Your instructions:
Copy out all lines in the data below containing the string "label".

Dataset extract:
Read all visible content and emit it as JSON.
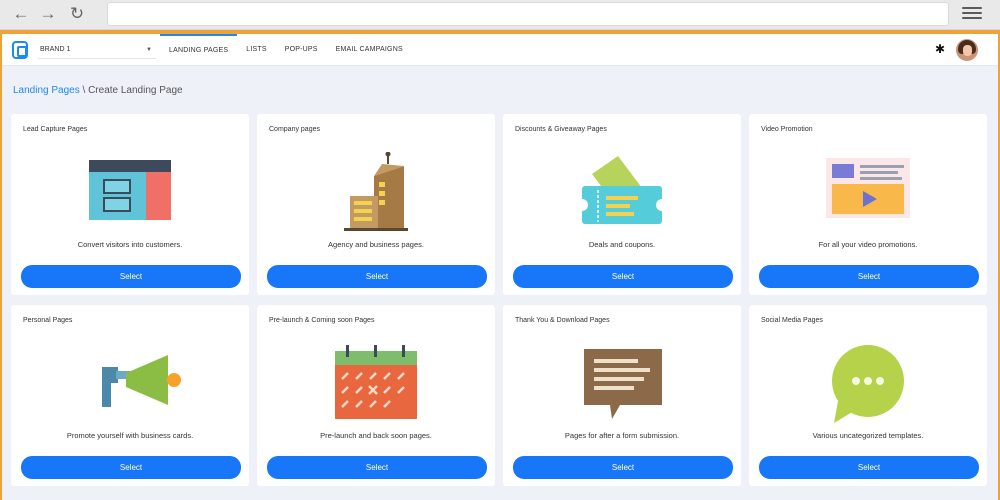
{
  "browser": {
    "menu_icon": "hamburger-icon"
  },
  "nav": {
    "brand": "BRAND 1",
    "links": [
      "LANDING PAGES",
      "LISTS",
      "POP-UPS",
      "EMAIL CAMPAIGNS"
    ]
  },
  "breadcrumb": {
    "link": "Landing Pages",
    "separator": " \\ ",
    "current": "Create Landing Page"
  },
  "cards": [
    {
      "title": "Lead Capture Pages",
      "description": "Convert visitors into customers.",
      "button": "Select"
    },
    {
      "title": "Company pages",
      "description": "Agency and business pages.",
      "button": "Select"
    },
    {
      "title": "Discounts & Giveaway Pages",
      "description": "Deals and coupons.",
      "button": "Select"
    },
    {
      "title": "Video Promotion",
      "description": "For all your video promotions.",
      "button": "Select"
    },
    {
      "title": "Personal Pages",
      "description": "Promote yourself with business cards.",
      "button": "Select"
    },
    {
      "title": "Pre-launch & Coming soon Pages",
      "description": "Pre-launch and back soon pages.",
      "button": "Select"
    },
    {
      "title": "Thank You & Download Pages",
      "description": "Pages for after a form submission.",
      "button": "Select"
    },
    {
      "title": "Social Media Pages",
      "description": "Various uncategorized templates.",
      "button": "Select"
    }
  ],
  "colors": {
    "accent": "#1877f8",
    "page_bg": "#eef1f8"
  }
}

--

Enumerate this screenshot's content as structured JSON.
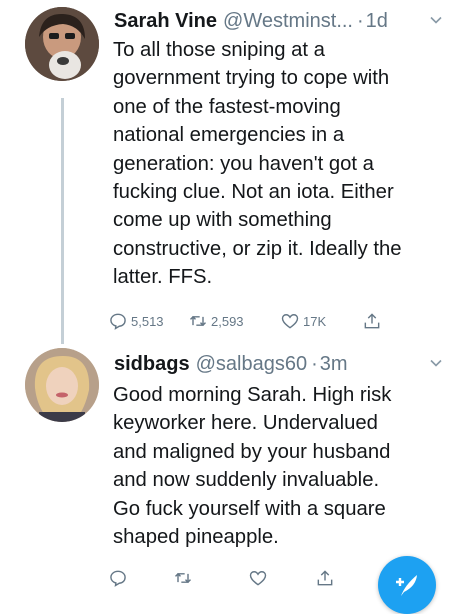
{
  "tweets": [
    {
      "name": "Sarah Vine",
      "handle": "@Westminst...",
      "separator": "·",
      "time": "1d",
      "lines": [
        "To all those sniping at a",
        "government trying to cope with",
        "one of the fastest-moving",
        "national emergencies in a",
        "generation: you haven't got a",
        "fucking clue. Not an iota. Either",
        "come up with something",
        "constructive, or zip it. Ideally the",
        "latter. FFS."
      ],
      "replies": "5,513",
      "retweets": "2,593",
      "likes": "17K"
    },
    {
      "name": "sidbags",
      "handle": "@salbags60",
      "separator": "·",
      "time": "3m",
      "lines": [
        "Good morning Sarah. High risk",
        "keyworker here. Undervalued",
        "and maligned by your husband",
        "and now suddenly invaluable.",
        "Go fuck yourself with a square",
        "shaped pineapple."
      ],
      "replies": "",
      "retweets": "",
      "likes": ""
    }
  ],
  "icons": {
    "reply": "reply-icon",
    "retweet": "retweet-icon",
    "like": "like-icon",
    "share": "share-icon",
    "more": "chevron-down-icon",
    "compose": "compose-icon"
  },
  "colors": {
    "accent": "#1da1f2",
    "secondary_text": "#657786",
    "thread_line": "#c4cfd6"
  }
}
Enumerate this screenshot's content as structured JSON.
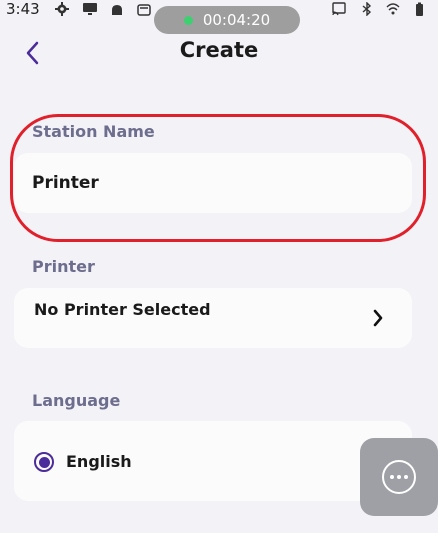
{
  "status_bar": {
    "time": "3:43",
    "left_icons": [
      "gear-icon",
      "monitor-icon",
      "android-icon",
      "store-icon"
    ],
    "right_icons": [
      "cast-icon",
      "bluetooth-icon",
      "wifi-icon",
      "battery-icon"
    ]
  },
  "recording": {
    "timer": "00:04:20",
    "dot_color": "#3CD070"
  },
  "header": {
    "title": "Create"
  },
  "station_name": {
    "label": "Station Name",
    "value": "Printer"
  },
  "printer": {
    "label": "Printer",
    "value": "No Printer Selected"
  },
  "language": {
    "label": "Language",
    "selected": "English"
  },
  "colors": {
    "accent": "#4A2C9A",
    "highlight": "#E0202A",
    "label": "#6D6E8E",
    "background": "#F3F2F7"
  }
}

Solution for this task:
    "label": "Station Name",
    "label": "Printer",
    "label": "Language",
    "label": "#6D6E8E",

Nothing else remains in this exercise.